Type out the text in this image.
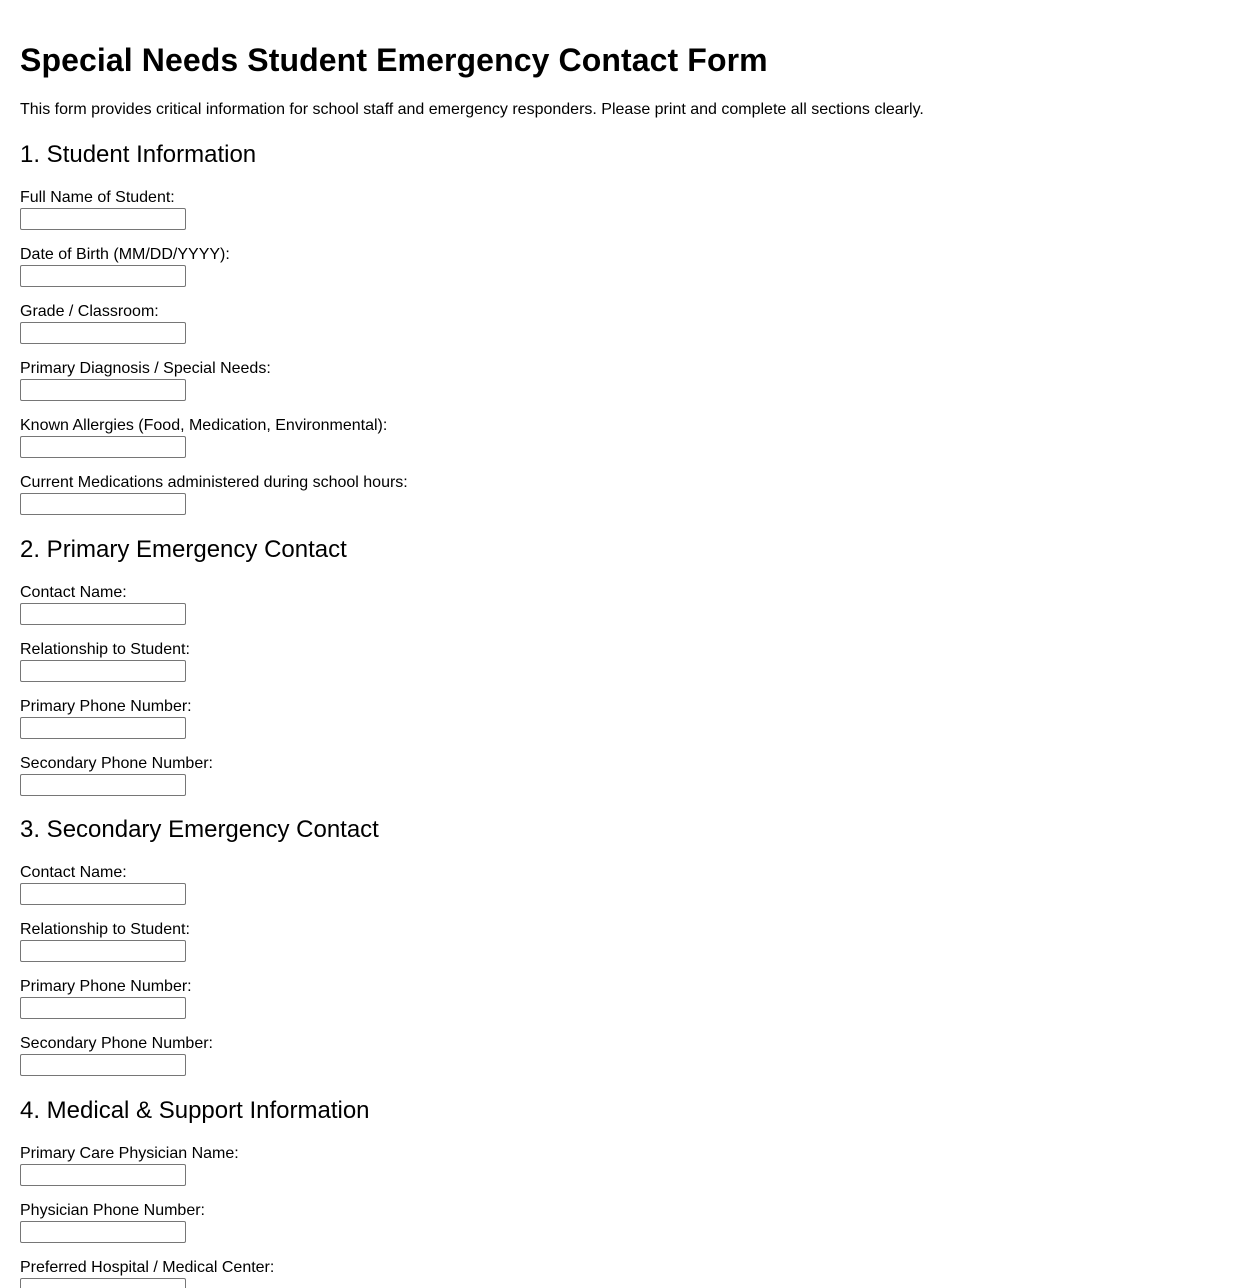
Special Needs Student Emergency Contact Form

This form provides critical information for school staff and emergency responders. Please print and complete all sections clearly.

1. Student Information
Full Name of Student:
Date of Birth (MM/DD/YYYY):
Grade / Classroom:
Primary Diagnosis / Special Needs:
Known Allergies (Food, Medication, Environmental):
Current Medications administered during school hours:
2. Primary Emergency Contact
Contact Name:
Relationship to Student:
Primary Phone Number:
Secondary Phone Number:
3. Secondary Emergency Contact
Contact Name:
Relationship to Student:
Primary Phone Number:
Secondary Phone Number:
4. Medical & Support Information
Primary Care Physician Name:
Physician Phone Number:
Preferred Hospital / Medical Center:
-------
#### DIRECTION
Look through the entries above; copy each line where the string "Medical" appears.

#### FINISHED EXERCISE
4. Medical & Support Information
Preferred Hospital / Medical Center:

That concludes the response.